• **Directive**: Emit the data below verbatim, stripping out any pictures.

--- Start ---

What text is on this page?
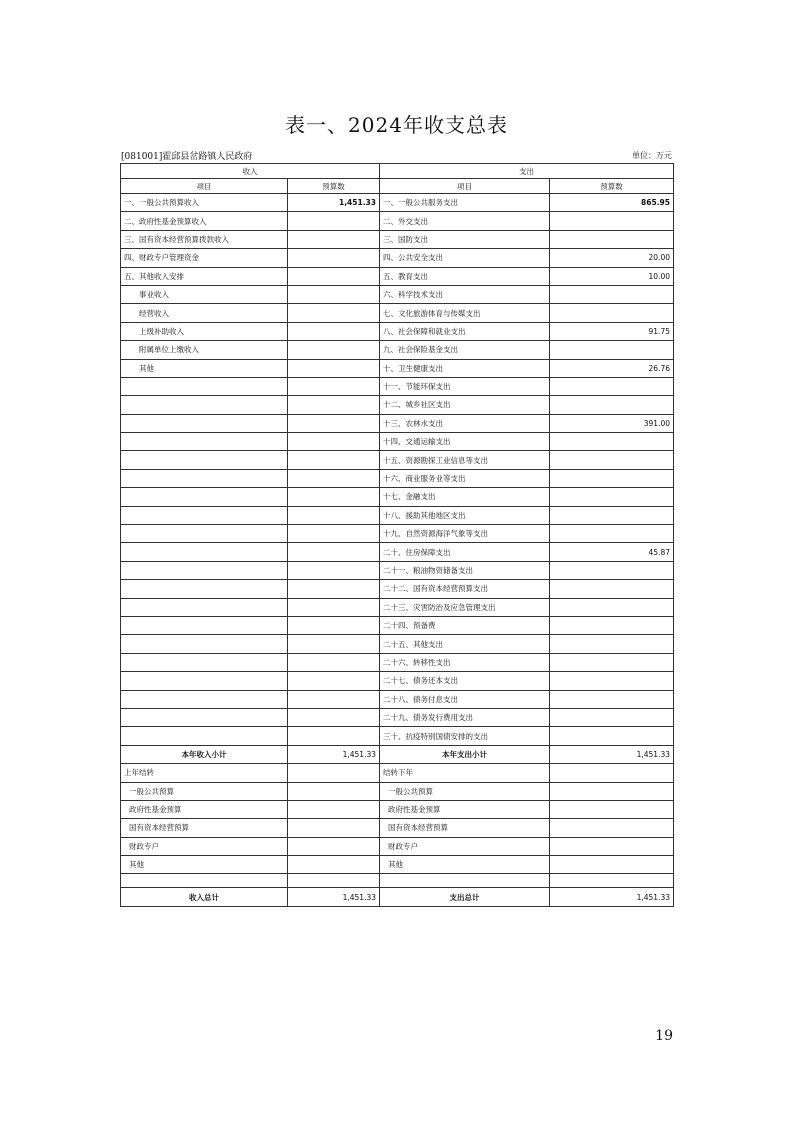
表一、2024年收支总表
[081001]霍邱县岔路镇人民政府	单位：万元
收入		支出	
项目	预算数	项目	预算数
一、一般公共预算收入	1,451.33	一、一般公共服务支出	865.95
二、政府性基金预算收入		二、外交支出	
三、国有资本经营预算拨款收入		三、国防支出	
四、财政专户管理资金		四、公共安全支出	20.00
五、其他收入安排		五、教育支出	10.00
事业收入		六、科学技术支出	
经营收入		七、文化旅游体育与传媒支出	
上级补助收入		八、社会保障和就业支出	91.75
附属单位上缴收入		九、社会保险基金支出	
其他		十、卫生健康支出	26.76
		十一、节能环保支出	
		十二、城乡社区支出	
		十三、农林水支出	391.00
		十四、交通运输支出	
		十五、资源勘探工业信息等支出	
		十六、商业服务业等支出	
		十七、金融支出	
		十八、援助其他地区支出	
		十九、自然资源海洋气象等支出	
		二十、住房保障支出	45.87
		二十一、粮油物资储备支出	
		二十二、国有资本经营预算支出	
		二十三、灾害防治及应急管理支出	
		二十四、预备费	
		二十五、其他支出	
		二十六、转移性支出	
		二十七、债务还本支出	
		二十八、债务付息支出	
		二十九、债务发行费用支出	
		三十、抗疫特别国债安排的支出	
本年收入小计	1,451.33	本年支出小计	1,451.33
上年结转		结转下年	
一般公共预算		一般公共预算	
政府性基金预算		政府性基金预算	
国有资本经营预算		国有资本经营预算	
财政专户		财政专户	
其他		其他	

收入总计	1,451.33	支出总计	1,451.33
19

--- End ---

• **Complete output**:
What text is on this page?
表一、2024年收支总表
[081001]霍邱县岔路镇人民政府	单位：万元
收入		支出	
项目	预算数	项目	预算数
一、一般公共预算收入	1,451.33	一、一般公共服务支出	865.95
二、政府性基金预算收入		二、外交支出	
三、国有资本经营预算拨款收入		三、国防支出	
四、财政专户管理资金		四、公共安全支出	20.00
五、其他收入安排		五、教育支出	10.00
事业收入		六、科学技术支出	
经营收入		七、文化旅游体育与传媒支出	
上级补助收入		八、社会保障和就业支出	91.75
附属单位上缴收入		九、社会保险基金支出	
其他		十、卫生健康支出	26.76
		十一、节能环保支出	
		十二、城乡社区支出	
		十三、农林水支出	391.00
		十四、交通运输支出	
		十五、资源勘探工业信息等支出	
		十六、商业服务业等支出	
		十七、金融支出	
		十八、援助其他地区支出	
		十九、自然资源海洋气象等支出	
		二十、住房保障支出	45.87
		二十一、粮油物资储备支出	
		二十二、国有资本经营预算支出	
		二十三、灾害防治及应急管理支出	
		二十四、预备费	
		二十五、其他支出	
		二十六、转移性支出	
		二十七、债务还本支出	
		二十八、债务付息支出	
		二十九、债务发行费用支出	
		三十、抗疫特别国债安排的支出	
本年收入小计	1,451.33	本年支出小计	1,451.33
上年结转		结转下年	
一般公共预算		一般公共预算	
政府性基金预算		政府性基金预算	
国有资本经营预算		国有资本经营预算	
财政专户		财政专户	
其他		其他	

收入总计	1,451.33	支出总计	1,451.33
19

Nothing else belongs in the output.